REQUIRED WORK:
All of the listing below must be repeated word for word. Pictures are the only thing to omit.

——

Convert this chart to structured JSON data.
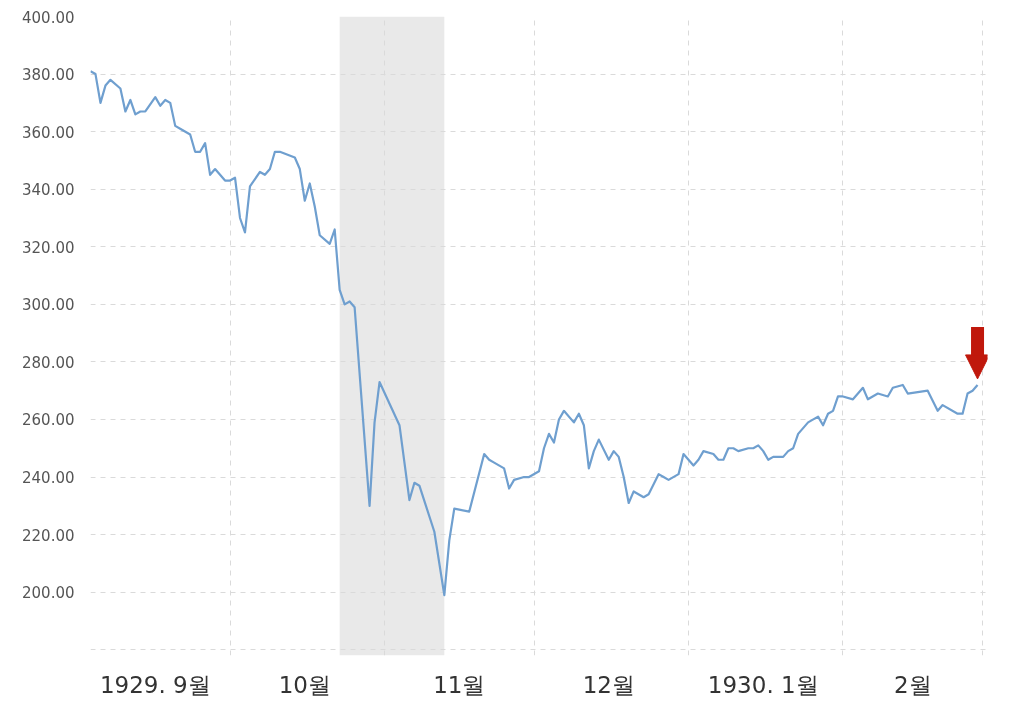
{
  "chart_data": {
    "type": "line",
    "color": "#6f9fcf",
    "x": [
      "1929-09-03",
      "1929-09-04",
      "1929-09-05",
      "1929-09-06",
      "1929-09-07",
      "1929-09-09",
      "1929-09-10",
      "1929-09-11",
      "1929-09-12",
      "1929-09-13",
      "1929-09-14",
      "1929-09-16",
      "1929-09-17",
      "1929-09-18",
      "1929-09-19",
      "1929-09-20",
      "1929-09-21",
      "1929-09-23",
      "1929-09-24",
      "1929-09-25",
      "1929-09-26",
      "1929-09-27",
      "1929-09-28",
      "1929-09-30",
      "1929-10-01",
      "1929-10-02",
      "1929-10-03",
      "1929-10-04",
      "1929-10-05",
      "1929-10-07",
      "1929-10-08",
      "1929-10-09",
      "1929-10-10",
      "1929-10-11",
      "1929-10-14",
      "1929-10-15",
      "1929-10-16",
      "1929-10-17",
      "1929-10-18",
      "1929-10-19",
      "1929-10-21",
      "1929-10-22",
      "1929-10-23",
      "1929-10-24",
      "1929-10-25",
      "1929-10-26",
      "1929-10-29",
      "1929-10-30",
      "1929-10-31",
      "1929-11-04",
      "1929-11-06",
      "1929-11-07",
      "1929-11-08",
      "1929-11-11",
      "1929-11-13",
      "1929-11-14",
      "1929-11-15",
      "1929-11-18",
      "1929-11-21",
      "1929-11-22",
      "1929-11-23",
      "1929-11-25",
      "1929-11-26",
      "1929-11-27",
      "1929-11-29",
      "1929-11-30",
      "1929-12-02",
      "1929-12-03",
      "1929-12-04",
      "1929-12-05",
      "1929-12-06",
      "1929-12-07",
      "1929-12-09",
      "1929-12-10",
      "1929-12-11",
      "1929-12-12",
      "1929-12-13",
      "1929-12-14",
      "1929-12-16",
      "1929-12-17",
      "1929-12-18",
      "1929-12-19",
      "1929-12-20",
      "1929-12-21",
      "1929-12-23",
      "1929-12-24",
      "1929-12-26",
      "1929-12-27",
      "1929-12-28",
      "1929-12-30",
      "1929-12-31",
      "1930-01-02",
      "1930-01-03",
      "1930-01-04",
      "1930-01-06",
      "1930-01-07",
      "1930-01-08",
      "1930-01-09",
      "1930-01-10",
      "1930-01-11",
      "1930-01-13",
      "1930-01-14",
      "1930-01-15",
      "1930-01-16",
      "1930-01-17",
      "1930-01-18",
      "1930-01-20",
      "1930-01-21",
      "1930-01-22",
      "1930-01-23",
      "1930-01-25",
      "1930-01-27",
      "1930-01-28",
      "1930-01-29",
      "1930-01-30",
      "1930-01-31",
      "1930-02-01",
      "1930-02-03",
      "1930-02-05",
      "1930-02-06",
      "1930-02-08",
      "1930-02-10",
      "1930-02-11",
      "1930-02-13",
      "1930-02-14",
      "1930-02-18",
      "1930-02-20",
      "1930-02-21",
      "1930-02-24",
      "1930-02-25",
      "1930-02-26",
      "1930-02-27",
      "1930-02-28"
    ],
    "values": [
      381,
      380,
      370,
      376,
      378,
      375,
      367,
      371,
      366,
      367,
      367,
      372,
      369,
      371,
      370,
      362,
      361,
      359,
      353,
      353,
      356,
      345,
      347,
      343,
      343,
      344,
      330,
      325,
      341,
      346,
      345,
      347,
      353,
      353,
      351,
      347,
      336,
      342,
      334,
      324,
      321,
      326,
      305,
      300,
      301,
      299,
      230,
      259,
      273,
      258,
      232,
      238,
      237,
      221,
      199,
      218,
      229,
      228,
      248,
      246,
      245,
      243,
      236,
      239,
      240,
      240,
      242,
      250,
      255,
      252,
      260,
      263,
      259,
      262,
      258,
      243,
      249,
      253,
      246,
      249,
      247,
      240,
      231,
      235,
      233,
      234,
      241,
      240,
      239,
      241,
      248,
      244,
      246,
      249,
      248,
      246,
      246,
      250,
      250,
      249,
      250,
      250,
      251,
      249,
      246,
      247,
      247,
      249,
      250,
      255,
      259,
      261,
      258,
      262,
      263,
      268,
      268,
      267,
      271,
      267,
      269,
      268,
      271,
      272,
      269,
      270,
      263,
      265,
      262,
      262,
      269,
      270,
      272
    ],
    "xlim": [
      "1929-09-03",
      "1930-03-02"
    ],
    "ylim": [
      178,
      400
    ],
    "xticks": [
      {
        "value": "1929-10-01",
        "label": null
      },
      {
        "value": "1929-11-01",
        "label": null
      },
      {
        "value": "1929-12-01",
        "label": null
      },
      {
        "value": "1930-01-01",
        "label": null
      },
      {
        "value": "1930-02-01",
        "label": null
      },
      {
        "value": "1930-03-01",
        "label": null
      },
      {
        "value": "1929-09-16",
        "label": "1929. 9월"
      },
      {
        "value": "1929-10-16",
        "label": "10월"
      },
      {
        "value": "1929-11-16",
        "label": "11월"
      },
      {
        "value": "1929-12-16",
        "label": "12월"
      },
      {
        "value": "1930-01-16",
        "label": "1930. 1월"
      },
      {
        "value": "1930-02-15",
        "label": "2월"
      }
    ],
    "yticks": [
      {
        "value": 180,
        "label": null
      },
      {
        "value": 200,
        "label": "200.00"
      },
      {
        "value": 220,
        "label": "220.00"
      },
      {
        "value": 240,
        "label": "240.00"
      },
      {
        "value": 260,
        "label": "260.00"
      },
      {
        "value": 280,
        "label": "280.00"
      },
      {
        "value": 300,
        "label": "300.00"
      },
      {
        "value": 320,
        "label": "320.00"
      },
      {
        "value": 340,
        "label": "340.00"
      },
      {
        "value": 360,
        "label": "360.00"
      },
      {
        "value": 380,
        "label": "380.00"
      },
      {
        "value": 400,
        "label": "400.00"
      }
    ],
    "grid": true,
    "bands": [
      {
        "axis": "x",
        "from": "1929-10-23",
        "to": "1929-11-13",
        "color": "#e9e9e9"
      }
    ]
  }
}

——

IN RESPONSE:
Convert this chart to structured JSON data.
{
  "chart_data": {
    "type": "line",
    "color": "#6f9fcf",
    "x": [
      "1929-09-03",
      "1929-09-04",
      "1929-09-05",
      "1929-09-06",
      "1929-09-07",
      "1929-09-09",
      "1929-09-10",
      "1929-09-11",
      "1929-09-12",
      "1929-09-13",
      "1929-09-14",
      "1929-09-16",
      "1929-09-17",
      "1929-09-18",
      "1929-09-19",
      "1929-09-20",
      "1929-09-21",
      "1929-09-23",
      "1929-09-24",
      "1929-09-25",
      "1929-09-26",
      "1929-09-27",
      "1929-09-28",
      "1929-09-30",
      "1929-10-01",
      "1929-10-02",
      "1929-10-03",
      "1929-10-04",
      "1929-10-05",
      "1929-10-07",
      "1929-10-08",
      "1929-10-09",
      "1929-10-10",
      "1929-10-11",
      "1929-10-14",
      "1929-10-15",
      "1929-10-16",
      "1929-10-17",
      "1929-10-18",
      "1929-10-19",
      "1929-10-21",
      "1929-10-22",
      "1929-10-23",
      "1929-10-24",
      "1929-10-25",
      "1929-10-26",
      "1929-10-29",
      "1929-10-30",
      "1929-10-31",
      "1929-11-04",
      "1929-11-06",
      "1929-11-07",
      "1929-11-08",
      "1929-11-11",
      "1929-11-13",
      "1929-11-14",
      "1929-11-15",
      "1929-11-18",
      "1929-11-21",
      "1929-11-22",
      "1929-11-23",
      "1929-11-25",
      "1929-11-26",
      "1929-11-27",
      "1929-11-29",
      "1929-11-30",
      "1929-12-02",
      "1929-12-03",
      "1929-12-04",
      "1929-12-05",
      "1929-12-06",
      "1929-12-07",
      "1929-12-09",
      "1929-12-10",
      "1929-12-11",
      "1929-12-12",
      "1929-12-13",
      "1929-12-14",
      "1929-12-16",
      "1929-12-17",
      "1929-12-18",
      "1929-12-19",
      "1929-12-20",
      "1929-12-21",
      "1929-12-23",
      "1929-12-24",
      "1929-12-26",
      "1929-12-27",
      "1929-12-28",
      "1929-12-30",
      "1929-12-31",
      "1930-01-02",
      "1930-01-03",
      "1930-01-04",
      "1930-01-06",
      "1930-01-07",
      "1930-01-08",
      "1930-01-09",
      "1930-01-10",
      "1930-01-11",
      "1930-01-13",
      "1930-01-14",
      "1930-01-15",
      "1930-01-16",
      "1930-01-17",
      "1930-01-18",
      "1930-01-20",
      "1930-01-21",
      "1930-01-22",
      "1930-01-23",
      "1930-01-25",
      "1930-01-27",
      "1930-01-28",
      "1930-01-29",
      "1930-01-30",
      "1930-01-31",
      "1930-02-01",
      "1930-02-03",
      "1930-02-05",
      "1930-02-06",
      "1930-02-08",
      "1930-02-10",
      "1930-02-11",
      "1930-02-13",
      "1930-02-14",
      "1930-02-18",
      "1930-02-20",
      "1930-02-21",
      "1930-02-24",
      "1930-02-25",
      "1930-02-26",
      "1930-02-27",
      "1930-02-28"
    ],
    "values": [
      381,
      380,
      370,
      376,
      378,
      375,
      367,
      371,
      366,
      367,
      367,
      372,
      369,
      371,
      370,
      362,
      361,
      359,
      353,
      353,
      356,
      345,
      347,
      343,
      343,
      344,
      330,
      325,
      341,
      346,
      345,
      347,
      353,
      353,
      351,
      347,
      336,
      342,
      334,
      324,
      321,
      326,
      305,
      300,
      301,
      299,
      230,
      259,
      273,
      258,
      232,
      238,
      237,
      221,
      199,
      218,
      229,
      228,
      248,
      246,
      245,
      243,
      236,
      239,
      240,
      240,
      242,
      250,
      255,
      252,
      260,
      263,
      259,
      262,
      258,
      243,
      249,
      253,
      246,
      249,
      247,
      240,
      231,
      235,
      233,
      234,
      241,
      240,
      239,
      241,
      248,
      244,
      246,
      249,
      248,
      246,
      246,
      250,
      250,
      249,
      250,
      250,
      251,
      249,
      246,
      247,
      247,
      249,
      250,
      255,
      259,
      261,
      258,
      262,
      263,
      268,
      268,
      267,
      271,
      267,
      269,
      268,
      271,
      272,
      269,
      270,
      263,
      265,
      262,
      262,
      269,
      270,
      272
    ],
    "xlim": [
      "1929-09-03",
      "1930-03-02"
    ],
    "ylim": [
      178,
      400
    ],
    "xticks": [
      {
        "value": "1929-10-01",
        "label": null
      },
      {
        "value": "1929-11-01",
        "label": null
      },
      {
        "value": "1929-12-01",
        "label": null
      },
      {
        "value": "1930-01-01",
        "label": null
      },
      {
        "value": "1930-02-01",
        "label": null
      },
      {
        "value": "1930-03-01",
        "label": null
      },
      {
        "value": "1929-09-16",
        "label": "1929. 9월"
      },
      {
        "value": "1929-10-16",
        "label": "10월"
      },
      {
        "value": "1929-11-16",
        "label": "11월"
      },
      {
        "value": "1929-12-16",
        "label": "12월"
      },
      {
        "value": "1930-01-16",
        "label": "1930. 1월"
      },
      {
        "value": "1930-02-15",
        "label": "2월"
      }
    ],
    "yticks": [
      {
        "value": 180,
        "label": null
      },
      {
        "value": 200,
        "label": "200.00"
      },
      {
        "value": 220,
        "label": "220.00"
      },
      {
        "value": 240,
        "label": "240.00"
      },
      {
        "value": 260,
        "label": "260.00"
      },
      {
        "value": 280,
        "label": "280.00"
      },
      {
        "value": 300,
        "label": "300.00"
      },
      {
        "value": 320,
        "label": "320.00"
      },
      {
        "value": 340,
        "label": "340.00"
      },
      {
        "value": 360,
        "label": "360.00"
      },
      {
        "value": 380,
        "label": "380.00"
      },
      {
        "value": 400,
        "label": "400.00"
      }
    ],
    "grid": true,
    "bands": [
      {
        "axis": "x",
        "from": "1929-10-23",
        "to": "1929-11-13",
        "color": "#e9e9e9"
      }
    ]
  }
}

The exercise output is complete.